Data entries
====
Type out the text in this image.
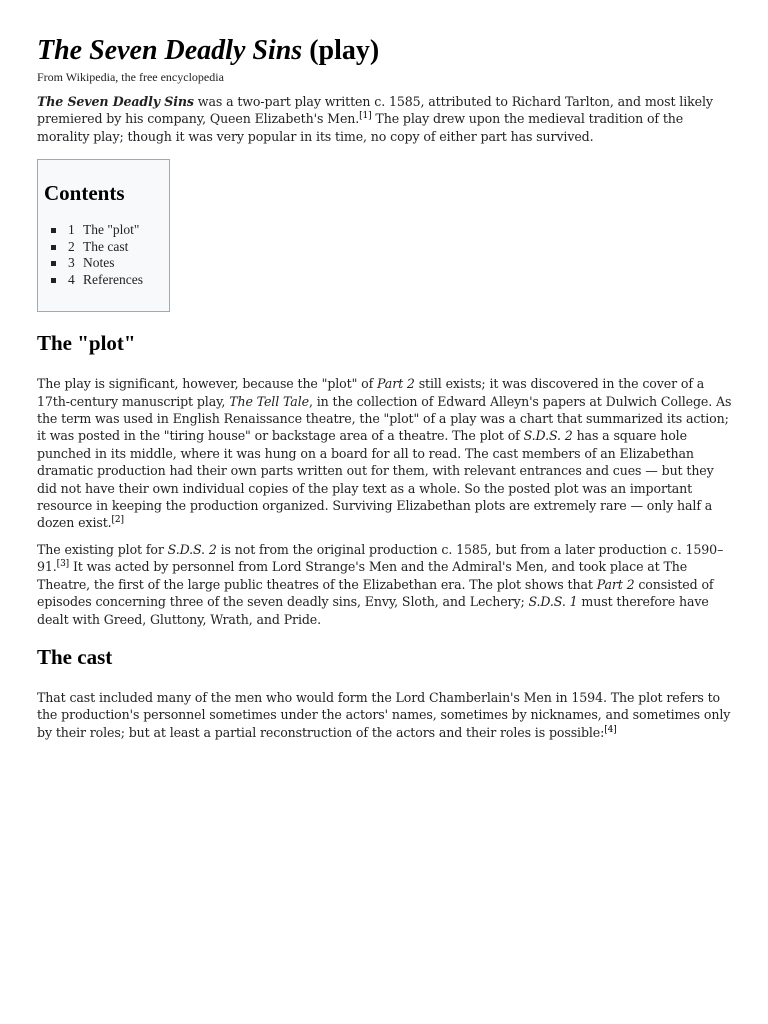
The Seven Deadly Sins (play)
From Wikipedia, the free encyclopedia

The Seven Deadly Sins was a two-part play written c. 1585, attributed to Richard Tarlton, and most likely premiered by his company, Queen Elizabeth's Men.[1] The play drew upon the medieval tradition of the morality play; though it was very popular in its time, no copy of either part has survived.

Contents
1 The "plot"
2 The cast
3 Notes
4 References
The "plot"

The play is significant, however, because the "plot" of Part 2 still exists; it was discovered in the cover of a 17th-century manuscript play, The Tell Tale, in the collection of Edward Alleyn's papers at Dulwich College. As the term was used in English Renaissance theatre, the "plot" of a play was a chart that summarized its action; it was posted in the "tiring house" or backstage area of a theatre. The plot of S.D.S. 2 has a square hole punched in its middle, where it was hung on a board for all to read. The cast members of an Elizabethan dramatic production had their own parts written out for them, with relevant entrances and cues — but they did not have their own individual copies of the play text as a whole. So the posted plot was an important resource in keeping the production organized. Surviving Elizabethan plots are extremely rare — only half a dozen exist.[2]

The existing plot for S.D.S. 2 is not from the original production c. 1585, but from a later production c. 1590–91.[3] It was acted by personnel from Lord Strange's Men and the Admiral's Men, and took place at The Theatre, the first of the large public theatres of the Elizabethan era. The plot shows that Part 2 consisted of episodes concerning three of the seven deadly sins, Envy, Sloth, and Lechery; S.D.S. 1 must therefore have dealt with Greed, Gluttony, Wrath, and Pride.

The cast

That cast included many of the men who would form the Lord Chamberlain's Men in 1594. The plot refers to the production's personnel sometimes under the actors' names, sometimes by nicknames, and sometimes only by their roles; but at least a partial reconstruction of the actors and their roles is possible:[4]
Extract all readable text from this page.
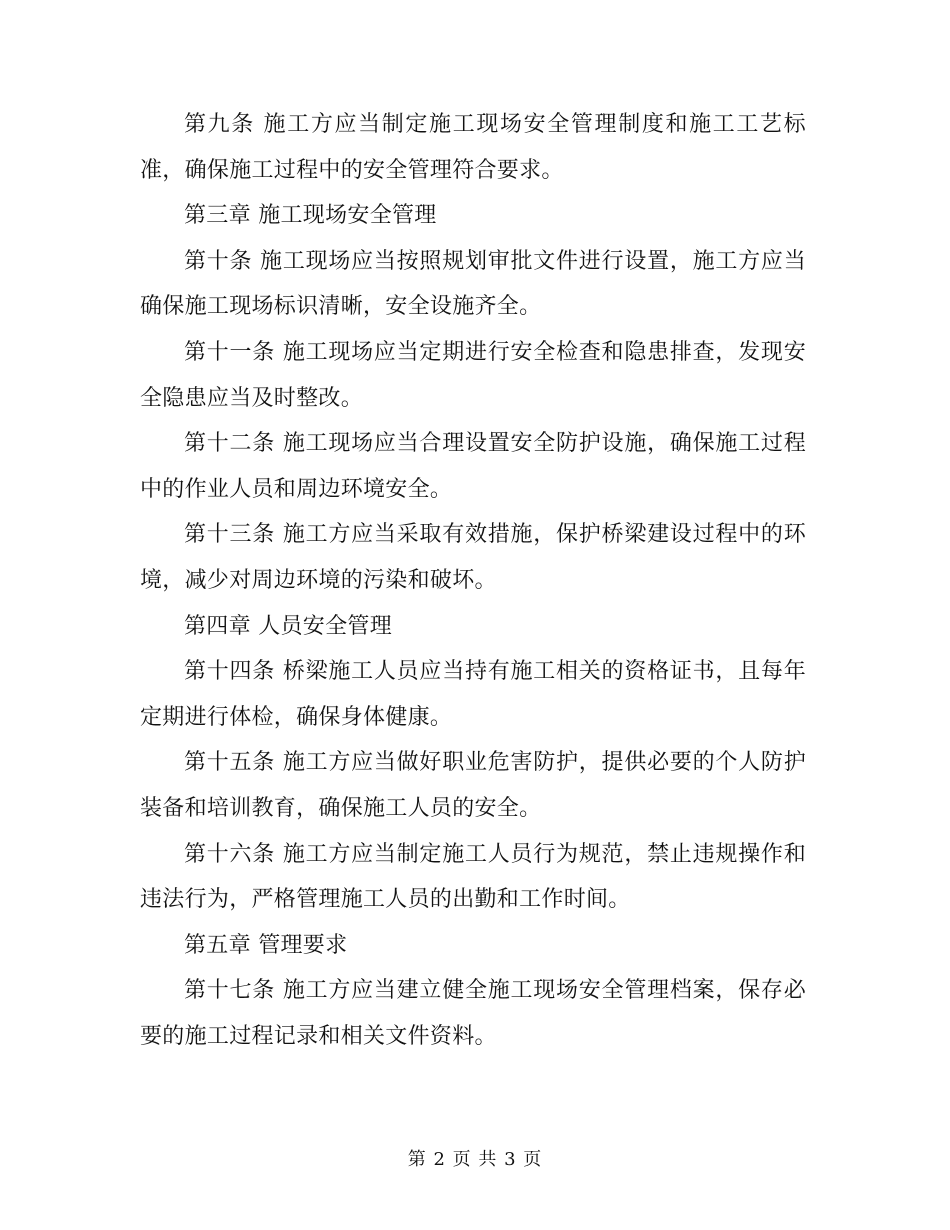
第九条 施工方应当制定施工现场安全管理制度和施工工艺标准，确保施工过程中的安全管理符合要求。

第三章 施工现场安全管理

第十条 施工现场应当按照规划审批文件进行设置，施工方应当确保施工现场标识清晰，安全设施齐全。

第十一条 施工现场应当定期进行安全检查和隐患排查，发现安全隐患应当及时整改。

第十二条 施工现场应当合理设置安全防护设施，确保施工过程中的作业人员和周边环境安全。

第十三条 施工方应当采取有效措施，保护桥梁建设过程中的环境，减少对周边环境的污染和破坏。

第四章 人员安全管理

第十四条 桥梁施工人员应当持有施工相关的资格证书，且每年定期进行体检，确保身体健康。

第十五条 施工方应当做好职业危害防护，提供必要的个人防护装备和培训教育，确保施工人员的安全。

第十六条 施工方应当制定施工人员行为规范，禁止违规操作和违法行为，严格管理施工人员的出勤和工作时间。

第五章 管理要求

第十七条 施工方应当建立健全施工现场安全管理档案，保存必要的施工过程记录和相关文件资料。

第 2 页 共 3 页
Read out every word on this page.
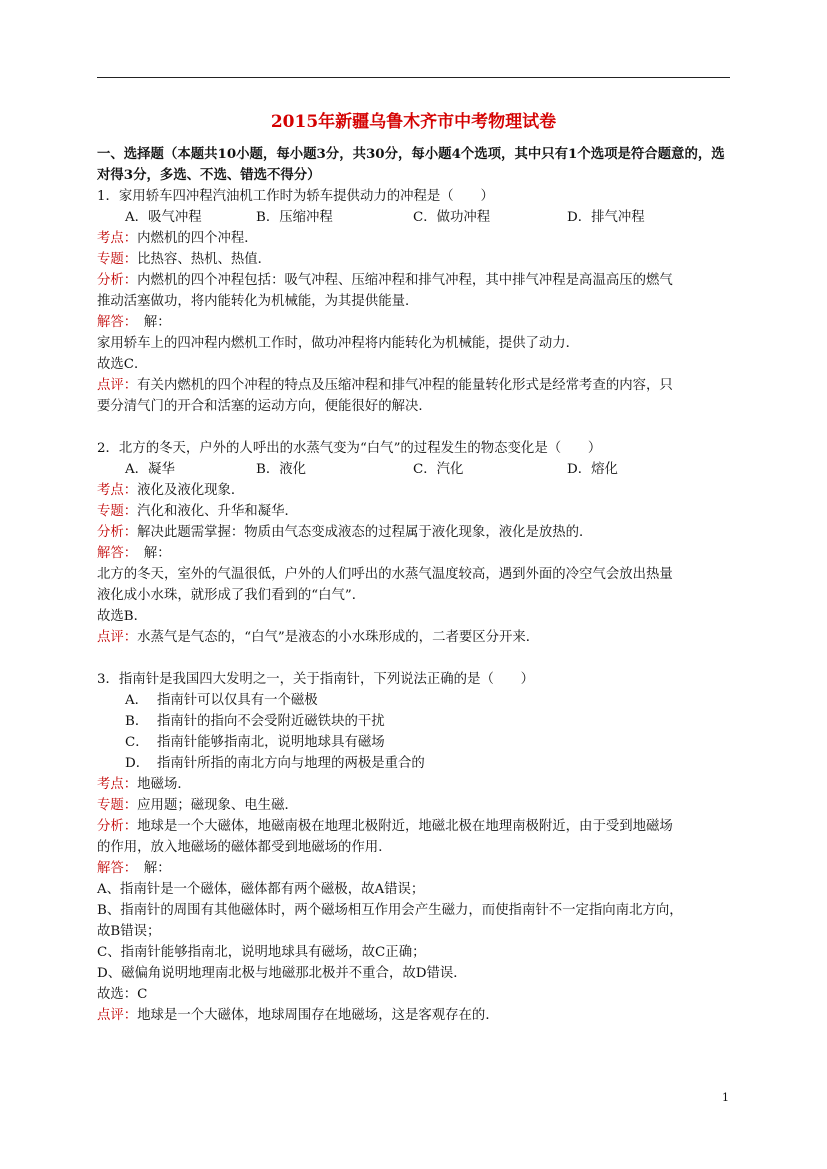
2015年新疆乌鲁木齐市中考物理试卷

一、选择题（本题共10小题，每小题3分，共30分，每小题4个选项，其中只有1个选项是符合题意的，选对得3分，多选、不选、错选不得分）

1．家用轿车四冲程汽油机工作时为轿车提供动力的冲程是（　　）

A．吸气冲程	B．压缩冲程	C．做功冲程	D．排气冲程

考点：内燃机的四个冲程．

专题：比热容、热机、热值．

分析：内燃机的四个冲程包括：吸气冲程、压缩冲程和排气冲程，其中排气冲程是高温高压的燃气

推动活塞做功，将内能转化为机械能，为其提供能量．

解答：　解：

家用轿车上的四冲程内燃机工作时，做功冲程将内能转化为机械能，提供了动力．

故选C．

点评：有关内燃机的四个冲程的特点及压缩冲程和排气冲程的能量转化形式是经常考查的内容，只

要分清气门的开合和活塞的运动方向，便能很好的解决．

2．北方的冬天，户外的人呼出的水蒸气变为“白气”的过程发生的物态变化是（　　）

A．凝华	B．液化	C．汽化	D．熔化

考点：液化及液化现象．

专题：汽化和液化、升华和凝华．

分析：解决此题需掌握：物质由气态变成液态的过程属于液化现象，液化是放热的．

解答：　解：

北方的冬天，室外的气温很低，户外的人们呼出的水蒸气温度较高，遇到外面的冷空气会放出热量

液化成小水珠，就形成了我们看到的“白气”．

故选B．

点评：水蒸气是气态的，“白气”是液态的小水珠形成的，二者要区分开来．

3．指南针是我国四大发明之一，关于指南针，下列说法正确的是（　　）

A． 指南针可以仅具有一个磁极
B． 指南针的指向不会受附近磁铁块的干扰
C． 指南针能够指南北，说明地球具有磁场
D． 指南针所指的南北方向与地理的两极是重合的

考点：地磁场．

专题：应用题；磁现象、电生磁．

分析：地球是一个大磁体，地磁南极在地理北极附近，地磁北极在地理南极附近，由于受到地磁场

的作用，放入地磁场的磁体都受到地磁场的作用．

解答：　解：

A、指南针是一个磁体，磁体都有两个磁极，故A错误；

B、指南针的周围有其他磁体时，两个磁场相互作用会产生磁力，而使指南针不一定指向南北方向，

故B错误；

C、指南针能够指南北，说明地球具有磁场，故C正确；

D、磁偏角说明地理南北极与地磁那北极并不重合，故D错误．

故选：C

点评：地球是一个大磁体，地球周围存在地磁场，这是客观存在的．

1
====
- Exercise requirements: Above are some records. Report the number of their lines that include "说明地球具有磁场", and add nothing else.

- Solution: 2